INSTRUCTIONS TO FOLLOW →
Could you return each line of the material that has "text" in it?

GIVEN DATA →
--- START ---
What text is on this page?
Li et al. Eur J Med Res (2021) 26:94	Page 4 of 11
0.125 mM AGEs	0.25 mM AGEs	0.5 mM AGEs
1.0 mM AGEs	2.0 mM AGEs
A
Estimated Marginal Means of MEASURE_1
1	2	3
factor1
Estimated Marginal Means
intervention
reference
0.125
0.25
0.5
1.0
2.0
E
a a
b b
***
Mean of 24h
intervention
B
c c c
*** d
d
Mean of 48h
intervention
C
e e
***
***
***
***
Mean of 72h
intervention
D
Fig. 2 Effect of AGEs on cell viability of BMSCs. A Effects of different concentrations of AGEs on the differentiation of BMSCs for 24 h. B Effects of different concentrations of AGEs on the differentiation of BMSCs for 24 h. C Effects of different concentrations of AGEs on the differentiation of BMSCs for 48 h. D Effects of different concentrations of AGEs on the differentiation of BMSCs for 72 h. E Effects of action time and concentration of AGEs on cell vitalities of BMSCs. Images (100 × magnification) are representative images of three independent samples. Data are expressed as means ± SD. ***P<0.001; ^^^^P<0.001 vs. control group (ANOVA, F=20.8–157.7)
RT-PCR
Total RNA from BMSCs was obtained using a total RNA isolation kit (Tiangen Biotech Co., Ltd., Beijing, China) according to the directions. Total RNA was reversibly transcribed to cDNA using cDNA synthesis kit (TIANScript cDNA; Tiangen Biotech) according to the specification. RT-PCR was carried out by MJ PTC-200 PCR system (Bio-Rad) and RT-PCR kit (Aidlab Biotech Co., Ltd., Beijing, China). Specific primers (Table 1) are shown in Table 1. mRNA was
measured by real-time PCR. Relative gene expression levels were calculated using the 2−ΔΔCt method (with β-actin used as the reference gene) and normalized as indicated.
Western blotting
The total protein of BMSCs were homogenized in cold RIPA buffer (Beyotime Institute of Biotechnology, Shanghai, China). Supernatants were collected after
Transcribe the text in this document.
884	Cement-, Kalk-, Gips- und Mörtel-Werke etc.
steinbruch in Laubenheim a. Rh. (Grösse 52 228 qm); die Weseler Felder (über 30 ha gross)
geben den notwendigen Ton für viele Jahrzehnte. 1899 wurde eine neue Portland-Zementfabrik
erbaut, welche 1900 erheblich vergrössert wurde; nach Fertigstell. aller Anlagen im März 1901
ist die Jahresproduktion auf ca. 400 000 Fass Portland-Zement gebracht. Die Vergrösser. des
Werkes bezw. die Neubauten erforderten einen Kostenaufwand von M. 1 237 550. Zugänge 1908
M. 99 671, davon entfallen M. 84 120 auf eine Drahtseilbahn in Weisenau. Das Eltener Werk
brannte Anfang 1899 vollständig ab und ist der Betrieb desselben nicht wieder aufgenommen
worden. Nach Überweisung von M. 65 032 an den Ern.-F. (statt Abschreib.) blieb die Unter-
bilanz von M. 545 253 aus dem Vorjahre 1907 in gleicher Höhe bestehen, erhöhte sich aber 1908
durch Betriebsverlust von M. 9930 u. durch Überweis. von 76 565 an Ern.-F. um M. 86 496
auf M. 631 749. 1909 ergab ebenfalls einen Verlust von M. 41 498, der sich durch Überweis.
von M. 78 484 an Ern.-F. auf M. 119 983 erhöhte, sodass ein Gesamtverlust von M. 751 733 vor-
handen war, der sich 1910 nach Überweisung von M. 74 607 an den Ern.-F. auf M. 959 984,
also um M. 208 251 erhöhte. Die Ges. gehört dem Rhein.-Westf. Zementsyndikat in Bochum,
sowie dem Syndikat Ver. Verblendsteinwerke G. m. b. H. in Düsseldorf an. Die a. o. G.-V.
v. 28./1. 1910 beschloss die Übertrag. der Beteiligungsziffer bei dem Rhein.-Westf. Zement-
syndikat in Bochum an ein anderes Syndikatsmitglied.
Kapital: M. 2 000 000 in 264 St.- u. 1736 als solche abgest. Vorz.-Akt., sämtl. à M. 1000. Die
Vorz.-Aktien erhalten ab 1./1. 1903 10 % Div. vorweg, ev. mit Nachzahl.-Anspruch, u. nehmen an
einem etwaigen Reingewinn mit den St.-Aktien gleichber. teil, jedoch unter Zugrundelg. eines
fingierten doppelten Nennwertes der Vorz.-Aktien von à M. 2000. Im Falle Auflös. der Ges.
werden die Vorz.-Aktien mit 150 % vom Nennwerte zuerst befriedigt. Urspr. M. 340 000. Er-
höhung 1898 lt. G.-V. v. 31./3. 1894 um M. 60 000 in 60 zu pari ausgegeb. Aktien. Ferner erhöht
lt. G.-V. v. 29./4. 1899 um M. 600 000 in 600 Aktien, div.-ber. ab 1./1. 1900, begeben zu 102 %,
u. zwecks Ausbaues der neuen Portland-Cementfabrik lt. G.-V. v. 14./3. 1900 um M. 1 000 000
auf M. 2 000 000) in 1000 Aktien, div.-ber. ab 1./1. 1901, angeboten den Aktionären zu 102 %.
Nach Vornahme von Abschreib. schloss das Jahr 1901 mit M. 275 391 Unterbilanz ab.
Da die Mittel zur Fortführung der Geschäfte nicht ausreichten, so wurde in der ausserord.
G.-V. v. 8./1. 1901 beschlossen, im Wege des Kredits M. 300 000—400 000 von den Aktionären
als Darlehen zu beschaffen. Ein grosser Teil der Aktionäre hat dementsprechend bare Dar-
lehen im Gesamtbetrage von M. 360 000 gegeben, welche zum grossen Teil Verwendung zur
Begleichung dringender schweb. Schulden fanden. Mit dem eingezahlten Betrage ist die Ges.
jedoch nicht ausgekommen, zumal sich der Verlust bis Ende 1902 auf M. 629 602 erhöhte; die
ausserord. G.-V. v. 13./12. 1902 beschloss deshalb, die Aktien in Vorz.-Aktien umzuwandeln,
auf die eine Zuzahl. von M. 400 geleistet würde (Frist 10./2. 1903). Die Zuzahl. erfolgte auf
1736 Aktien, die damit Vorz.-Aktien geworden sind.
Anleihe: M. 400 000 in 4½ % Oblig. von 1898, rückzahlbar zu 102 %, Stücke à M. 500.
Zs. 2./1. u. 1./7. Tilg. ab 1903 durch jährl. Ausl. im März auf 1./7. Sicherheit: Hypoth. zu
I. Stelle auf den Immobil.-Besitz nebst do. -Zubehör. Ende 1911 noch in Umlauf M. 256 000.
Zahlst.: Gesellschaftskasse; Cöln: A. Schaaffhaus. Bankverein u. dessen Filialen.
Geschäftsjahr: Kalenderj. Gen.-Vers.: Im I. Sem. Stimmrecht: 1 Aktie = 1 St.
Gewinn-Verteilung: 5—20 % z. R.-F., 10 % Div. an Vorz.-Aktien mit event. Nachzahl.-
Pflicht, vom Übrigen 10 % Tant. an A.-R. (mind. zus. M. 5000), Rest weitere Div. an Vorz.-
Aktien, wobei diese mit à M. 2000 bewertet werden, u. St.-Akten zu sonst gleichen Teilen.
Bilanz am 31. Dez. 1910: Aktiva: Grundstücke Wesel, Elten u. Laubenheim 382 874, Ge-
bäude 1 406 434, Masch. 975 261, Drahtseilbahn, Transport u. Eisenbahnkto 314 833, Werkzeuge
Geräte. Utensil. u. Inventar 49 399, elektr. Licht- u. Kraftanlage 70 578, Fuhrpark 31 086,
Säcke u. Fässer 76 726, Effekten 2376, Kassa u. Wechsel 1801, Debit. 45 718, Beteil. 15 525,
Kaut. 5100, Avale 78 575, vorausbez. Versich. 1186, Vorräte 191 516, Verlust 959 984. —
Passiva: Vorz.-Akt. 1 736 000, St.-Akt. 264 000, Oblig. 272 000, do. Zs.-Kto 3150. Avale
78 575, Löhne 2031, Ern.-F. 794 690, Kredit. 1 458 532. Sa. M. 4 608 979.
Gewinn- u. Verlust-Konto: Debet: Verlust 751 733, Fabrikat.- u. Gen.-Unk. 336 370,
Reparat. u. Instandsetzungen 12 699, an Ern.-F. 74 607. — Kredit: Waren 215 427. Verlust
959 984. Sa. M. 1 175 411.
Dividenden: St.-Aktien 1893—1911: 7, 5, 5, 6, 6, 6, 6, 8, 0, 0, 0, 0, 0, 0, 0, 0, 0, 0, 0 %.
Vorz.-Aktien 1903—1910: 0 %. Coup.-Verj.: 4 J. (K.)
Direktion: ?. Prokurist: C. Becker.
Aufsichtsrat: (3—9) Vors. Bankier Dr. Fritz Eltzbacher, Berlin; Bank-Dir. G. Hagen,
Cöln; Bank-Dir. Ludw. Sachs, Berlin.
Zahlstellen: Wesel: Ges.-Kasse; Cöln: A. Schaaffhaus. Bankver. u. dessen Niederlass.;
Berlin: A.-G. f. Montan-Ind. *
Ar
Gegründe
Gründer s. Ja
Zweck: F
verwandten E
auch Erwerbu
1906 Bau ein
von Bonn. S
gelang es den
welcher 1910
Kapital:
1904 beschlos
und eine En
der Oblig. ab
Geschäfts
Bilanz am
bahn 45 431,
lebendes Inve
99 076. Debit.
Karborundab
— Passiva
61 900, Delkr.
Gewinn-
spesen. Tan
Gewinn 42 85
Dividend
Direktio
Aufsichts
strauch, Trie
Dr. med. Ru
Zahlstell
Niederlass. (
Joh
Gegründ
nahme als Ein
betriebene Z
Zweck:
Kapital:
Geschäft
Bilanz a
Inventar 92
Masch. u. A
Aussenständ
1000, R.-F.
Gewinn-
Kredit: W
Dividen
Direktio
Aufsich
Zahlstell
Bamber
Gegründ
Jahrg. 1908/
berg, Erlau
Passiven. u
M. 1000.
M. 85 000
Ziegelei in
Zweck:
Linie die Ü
--- END ---
EXERCISE RESPONSE →
What text is on this page?
Transcribe the text in this document.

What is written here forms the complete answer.